= Work request =
Retype the entries exactly, keeping every line intact.

= Excerpts from a figure dataset =
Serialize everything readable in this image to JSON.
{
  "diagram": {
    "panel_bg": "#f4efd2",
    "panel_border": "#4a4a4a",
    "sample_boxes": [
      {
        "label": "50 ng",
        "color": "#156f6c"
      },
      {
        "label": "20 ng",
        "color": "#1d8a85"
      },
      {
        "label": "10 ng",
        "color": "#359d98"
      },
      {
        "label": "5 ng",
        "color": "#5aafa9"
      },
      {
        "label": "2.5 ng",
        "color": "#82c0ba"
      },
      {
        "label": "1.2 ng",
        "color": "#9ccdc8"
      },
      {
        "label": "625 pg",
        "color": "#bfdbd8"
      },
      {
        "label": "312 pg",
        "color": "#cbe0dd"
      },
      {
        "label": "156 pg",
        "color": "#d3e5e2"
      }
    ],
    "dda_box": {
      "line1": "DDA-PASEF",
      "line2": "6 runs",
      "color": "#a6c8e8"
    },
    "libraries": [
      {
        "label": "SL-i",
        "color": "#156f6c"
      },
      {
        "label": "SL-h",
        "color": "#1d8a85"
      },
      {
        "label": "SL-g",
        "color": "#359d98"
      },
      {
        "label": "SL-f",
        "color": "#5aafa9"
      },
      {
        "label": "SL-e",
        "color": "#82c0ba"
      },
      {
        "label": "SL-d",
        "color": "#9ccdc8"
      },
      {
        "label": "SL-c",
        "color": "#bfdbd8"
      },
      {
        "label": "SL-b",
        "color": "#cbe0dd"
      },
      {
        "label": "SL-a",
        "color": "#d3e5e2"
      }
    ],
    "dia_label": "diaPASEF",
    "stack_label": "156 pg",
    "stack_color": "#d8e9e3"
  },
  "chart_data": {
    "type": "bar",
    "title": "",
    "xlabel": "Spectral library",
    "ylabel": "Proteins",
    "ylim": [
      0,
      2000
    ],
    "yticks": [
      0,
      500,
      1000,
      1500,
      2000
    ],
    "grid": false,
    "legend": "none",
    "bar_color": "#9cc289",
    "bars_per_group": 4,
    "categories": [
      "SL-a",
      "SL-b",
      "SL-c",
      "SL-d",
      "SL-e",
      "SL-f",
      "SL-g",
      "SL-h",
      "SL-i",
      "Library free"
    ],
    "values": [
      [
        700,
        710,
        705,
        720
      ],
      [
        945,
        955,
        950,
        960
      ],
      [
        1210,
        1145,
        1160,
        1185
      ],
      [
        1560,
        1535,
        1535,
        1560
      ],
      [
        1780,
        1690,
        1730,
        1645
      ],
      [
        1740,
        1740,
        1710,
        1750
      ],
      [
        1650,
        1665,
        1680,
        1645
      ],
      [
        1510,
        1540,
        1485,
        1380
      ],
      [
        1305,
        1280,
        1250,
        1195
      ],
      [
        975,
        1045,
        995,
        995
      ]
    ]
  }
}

= Response area =
Serialize everything readable in this image to JSON.
{
  "diagram": {
    "panel_bg": "#f4efd2",
    "panel_border": "#4a4a4a",
    "sample_boxes": [
      {
        "label": "50 ng",
        "color": "#156f6c"
      },
      {
        "label": "20 ng",
        "color": "#1d8a85"
      },
      {
        "label": "10 ng",
        "color": "#359d98"
      },
      {
        "label": "5 ng",
        "color": "#5aafa9"
      },
      {
        "label": "2.5 ng",
        "color": "#82c0ba"
      },
      {
        "label": "1.2 ng",
        "color": "#9ccdc8"
      },
      {
        "label": "625 pg",
        "color": "#bfdbd8"
      },
      {
        "label": "312 pg",
        "color": "#cbe0dd"
      },
      {
        "label": "156 pg",
        "color": "#d3e5e2"
      }
    ],
    "dda_box": {
      "line1": "DDA-PASEF",
      "line2": "6 runs",
      "color": "#a6c8e8"
    },
    "libraries": [
      {
        "label": "SL-i",
        "color": "#156f6c"
      },
      {
        "label": "SL-h",
        "color": "#1d8a85"
      },
      {
        "label": "SL-g",
        "color": "#359d98"
      },
      {
        "label": "SL-f",
        "color": "#5aafa9"
      },
      {
        "label": "SL-e",
        "color": "#82c0ba"
      },
      {
        "label": "SL-d",
        "color": "#9ccdc8"
      },
      {
        "label": "SL-c",
        "color": "#bfdbd8"
      },
      {
        "label": "SL-b",
        "color": "#cbe0dd"
      },
      {
        "label": "SL-a",
        "color": "#d3e5e2"
      }
    ],
    "dia_label": "diaPASEF",
    "stack_label": "156 pg",
    "stack_color": "#d8e9e3"
  },
  "chart_data": {
    "type": "bar",
    "title": "",
    "xlabel": "Spectral library",
    "ylabel": "Proteins",
    "ylim": [
      0,
      2000
    ],
    "yticks": [
      0,
      500,
      1000,
      1500,
      2000
    ],
    "grid": false,
    "legend": "none",
    "bar_color": "#9cc289",
    "bars_per_group": 4,
    "categories": [
      "SL-a",
      "SL-b",
      "SL-c",
      "SL-d",
      "SL-e",
      "SL-f",
      "SL-g",
      "SL-h",
      "SL-i",
      "Library free"
    ],
    "values": [
      [
        700,
        710,
        705,
        720
      ],
      [
        945,
        955,
        950,
        960
      ],
      [
        1210,
        1145,
        1160,
        1185
      ],
      [
        1560,
        1535,
        1535,
        1560
      ],
      [
        1780,
        1690,
        1730,
        1645
      ],
      [
        1740,
        1740,
        1710,
        1750
      ],
      [
        1650,
        1665,
        1680,
        1645
      ],
      [
        1510,
        1540,
        1485,
        1380
      ],
      [
        1305,
        1280,
        1250,
        1195
      ],
      [
        975,
        1045,
        995,
        995
      ]
    ]
  }
}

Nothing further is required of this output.